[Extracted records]
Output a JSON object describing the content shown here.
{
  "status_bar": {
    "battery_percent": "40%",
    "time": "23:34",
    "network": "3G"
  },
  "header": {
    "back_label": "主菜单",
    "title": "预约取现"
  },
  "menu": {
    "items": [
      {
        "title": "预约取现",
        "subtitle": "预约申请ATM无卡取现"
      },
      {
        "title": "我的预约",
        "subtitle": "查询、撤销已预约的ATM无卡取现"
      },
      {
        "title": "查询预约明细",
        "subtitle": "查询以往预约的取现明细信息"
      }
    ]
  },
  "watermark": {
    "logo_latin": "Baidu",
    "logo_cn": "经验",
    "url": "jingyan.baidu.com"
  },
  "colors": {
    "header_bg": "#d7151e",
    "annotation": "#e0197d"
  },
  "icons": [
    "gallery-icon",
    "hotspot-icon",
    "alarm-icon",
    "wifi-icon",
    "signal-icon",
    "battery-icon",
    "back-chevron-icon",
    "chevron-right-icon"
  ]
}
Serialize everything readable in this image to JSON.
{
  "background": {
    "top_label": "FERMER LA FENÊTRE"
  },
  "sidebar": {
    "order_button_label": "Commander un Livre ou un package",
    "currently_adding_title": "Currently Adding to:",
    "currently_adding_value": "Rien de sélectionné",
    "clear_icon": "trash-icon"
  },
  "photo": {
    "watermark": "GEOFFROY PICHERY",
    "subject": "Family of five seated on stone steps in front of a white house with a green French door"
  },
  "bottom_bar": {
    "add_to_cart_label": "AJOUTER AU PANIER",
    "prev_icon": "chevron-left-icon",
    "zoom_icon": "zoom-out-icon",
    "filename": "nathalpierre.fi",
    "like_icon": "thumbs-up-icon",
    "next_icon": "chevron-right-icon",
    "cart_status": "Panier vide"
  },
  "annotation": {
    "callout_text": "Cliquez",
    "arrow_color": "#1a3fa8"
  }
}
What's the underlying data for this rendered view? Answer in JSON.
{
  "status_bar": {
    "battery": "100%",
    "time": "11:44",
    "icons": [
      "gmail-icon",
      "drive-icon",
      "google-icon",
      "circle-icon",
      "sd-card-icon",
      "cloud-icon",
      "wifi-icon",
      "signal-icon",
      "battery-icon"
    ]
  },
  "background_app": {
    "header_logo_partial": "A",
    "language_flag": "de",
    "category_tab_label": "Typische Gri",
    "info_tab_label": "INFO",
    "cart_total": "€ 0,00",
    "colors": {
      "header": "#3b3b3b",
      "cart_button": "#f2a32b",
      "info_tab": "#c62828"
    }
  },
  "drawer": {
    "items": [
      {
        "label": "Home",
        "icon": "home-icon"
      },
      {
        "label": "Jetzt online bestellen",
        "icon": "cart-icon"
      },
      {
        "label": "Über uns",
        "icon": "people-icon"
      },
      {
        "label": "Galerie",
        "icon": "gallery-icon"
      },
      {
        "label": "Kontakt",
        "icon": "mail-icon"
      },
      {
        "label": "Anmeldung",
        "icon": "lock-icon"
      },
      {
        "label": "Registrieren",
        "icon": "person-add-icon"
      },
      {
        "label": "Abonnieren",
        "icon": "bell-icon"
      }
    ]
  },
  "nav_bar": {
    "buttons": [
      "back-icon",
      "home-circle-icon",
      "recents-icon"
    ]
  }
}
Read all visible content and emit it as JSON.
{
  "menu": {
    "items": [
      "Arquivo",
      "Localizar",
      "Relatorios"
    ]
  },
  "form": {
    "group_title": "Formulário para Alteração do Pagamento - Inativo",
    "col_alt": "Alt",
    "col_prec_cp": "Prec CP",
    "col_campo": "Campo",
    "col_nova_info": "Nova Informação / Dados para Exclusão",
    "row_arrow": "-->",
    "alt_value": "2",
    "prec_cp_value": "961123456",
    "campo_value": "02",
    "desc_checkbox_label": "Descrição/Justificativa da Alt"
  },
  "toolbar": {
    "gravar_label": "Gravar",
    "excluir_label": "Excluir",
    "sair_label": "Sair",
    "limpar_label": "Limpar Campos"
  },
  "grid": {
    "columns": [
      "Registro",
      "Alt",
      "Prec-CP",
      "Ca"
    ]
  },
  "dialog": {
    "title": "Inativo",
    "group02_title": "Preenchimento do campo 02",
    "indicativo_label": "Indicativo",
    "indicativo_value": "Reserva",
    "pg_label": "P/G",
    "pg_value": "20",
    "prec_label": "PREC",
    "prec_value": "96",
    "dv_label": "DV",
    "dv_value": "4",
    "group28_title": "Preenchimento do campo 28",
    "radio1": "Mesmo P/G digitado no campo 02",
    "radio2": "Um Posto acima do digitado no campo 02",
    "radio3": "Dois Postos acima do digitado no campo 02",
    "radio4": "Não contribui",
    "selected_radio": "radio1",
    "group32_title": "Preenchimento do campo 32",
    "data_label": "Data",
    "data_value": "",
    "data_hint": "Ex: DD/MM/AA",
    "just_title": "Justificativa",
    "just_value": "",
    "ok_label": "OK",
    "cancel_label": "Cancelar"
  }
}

=== Aim of the exercise ===
Extract each entry in full, exactly as given.

=== Reply to the task ===
Output a JSON object describing the content shown here.
{
  "status_bar": {
    "battery_percent": "40%",
    "time": "23:34",
    "network": "3G"
  },
  "header": {
    "back_label": "主菜单",
    "title": "预约取现"
  },
  "menu": {
    "items": [
      {
        "title": "预约取现",
        "subtitle": "预约申请ATM无卡取现"
      },
      {
        "title": "我的预约",
        "subtitle": "查询、撤销已预约的ATM无卡取现"
      },
      {
        "title": "查询预约明细",
        "subtitle": "查询以往预约的取现明细信息"
      }
    ]
  },
  "watermark": {
    "logo_latin": "Baidu",
    "logo_cn": "经验",
    "url": "jingyan.baidu.com"
  },
  "colors": {
    "header_bg": "#d7151e",
    "annotation": "#e0197d"
  },
  "icons": [
    "gallery-icon",
    "hotspot-icon",
    "alarm-icon",
    "wifi-icon",
    "signal-icon",
    "battery-icon",
    "back-chevron-icon",
    "chevron-right-icon"
  ]
}
Serialize everything readable in this image to JSON.
{
  "background": {
    "top_label": "FERMER LA FENÊTRE"
  },
  "sidebar": {
    "order_button_label": "Commander un Livre ou un package",
    "currently_adding_title": "Currently Adding to:",
    "currently_adding_value": "Rien de sélectionné",
    "clear_icon": "trash-icon"
  },
  "photo": {
    "watermark": "GEOFFROY PICHERY",
    "subject": "Family of five seated on stone steps in front of a white house with a green French door"
  },
  "bottom_bar": {
    "add_to_cart_label": "AJOUTER AU PANIER",
    "prev_icon": "chevron-left-icon",
    "zoom_icon": "zoom-out-icon",
    "filename": "nathalpierre.fi",
    "like_icon": "thumbs-up-icon",
    "next_icon": "chevron-right-icon",
    "cart_status": "Panier vide"
  },
  "annotation": {
    "callout_text": "Cliquez",
    "arrow_color": "#1a3fa8"
  }
}
What's the underlying data for this rendered view? Answer in JSON.
{
  "status_bar": {
    "battery": "100%",
    "time": "11:44",
    "icons": [
      "gmail-icon",
      "drive-icon",
      "google-icon",
      "circle-icon",
      "sd-card-icon",
      "cloud-icon",
      "wifi-icon",
      "signal-icon",
      "battery-icon"
    ]
  },
  "background_app": {
    "header_logo_partial": "A",
    "language_flag": "de",
    "category_tab_label": "Typische Gri",
    "info_tab_label": "INFO",
    "cart_total": "€ 0,00",
    "colors": {
      "header": "#3b3b3b",
      "cart_button": "#f2a32b",
      "info_tab": "#c62828"
    }
  },
  "drawer": {
    "items": [
      {
        "label": "Home",
        "icon": "home-icon"
      },
      {
        "label": "Jetzt online bestellen",
        "icon": "cart-icon"
      },
      {
        "label": "Über uns",
        "icon": "people-icon"
      },
      {
        "label": "Galerie",
        "icon": "gallery-icon"
      },
      {
        "label": "Kontakt",
        "icon": "mail-icon"
      },
      {
        "label": "Anmeldung",
        "icon": "lock-icon"
      },
      {
        "label": "Registrieren",
        "icon": "person-add-icon"
      },
      {
        "label": "Abonnieren",
        "icon": "bell-icon"
      }
    ]
  },
  "nav_bar": {
    "buttons": [
      "back-icon",
      "home-circle-icon",
      "recents-icon"
    ]
  }
}
Read all visible content and emit it as JSON.
{
  "menu": {
    "items": [
      "Arquivo",
      "Localizar",
      "Relatorios"
    ]
  },
  "form": {
    "group_title": "Formulário para Alteração do Pagamento - Inativo",
    "col_alt": "Alt",
    "col_prec_cp": "Prec CP",
    "col_campo": "Campo",
    "col_nova_info": "Nova Informação / Dados para Exclusão",
    "row_arrow": "-->",
    "alt_value": "2",
    "prec_cp_value": "961123456",
    "campo_value": "02",
    "desc_checkbox_label": "Descrição/Justificativa da Alt"
  },
  "toolbar": {
    "gravar_label": "Gravar",
    "excluir_label": "Excluir",
    "sair_label": "Sair",
    "limpar_label": "Limpar Campos"
  },
  "grid": {
    "columns": [
      "Registro",
      "Alt",
      "Prec-CP",
      "Ca"
    ]
  },
  "dialog": {
    "title": "Inativo",
    "group02_title": "Preenchimento do campo 02",
    "indicativo_label": "Indicativo",
    "indicativo_value": "Reserva",
    "pg_label": "P/G",
    "pg_value": "20",
    "prec_label": "PREC",
    "prec_value": "96",
    "dv_label": "DV",
    "dv_value": "4",
    "group28_title": "Preenchimento do campo 28",
    "radio1": "Mesmo P/G digitado no campo 02",
    "radio2": "Um Posto acima do digitado no campo 02",
    "radio3": "Dois Postos acima do digitado no campo 02",
    "radio4": "Não contribui",
    "selected_radio": "radio1",
    "group32_title": "Preenchimento do campo 32",
    "data_label": "Data",
    "data_value": "",
    "data_hint": "Ex: DD/MM/AA",
    "just_title": "Justificativa",
    "just_value": "",
    "ok_label": "OK",
    "cancel_label": "Cancelar"
  }
}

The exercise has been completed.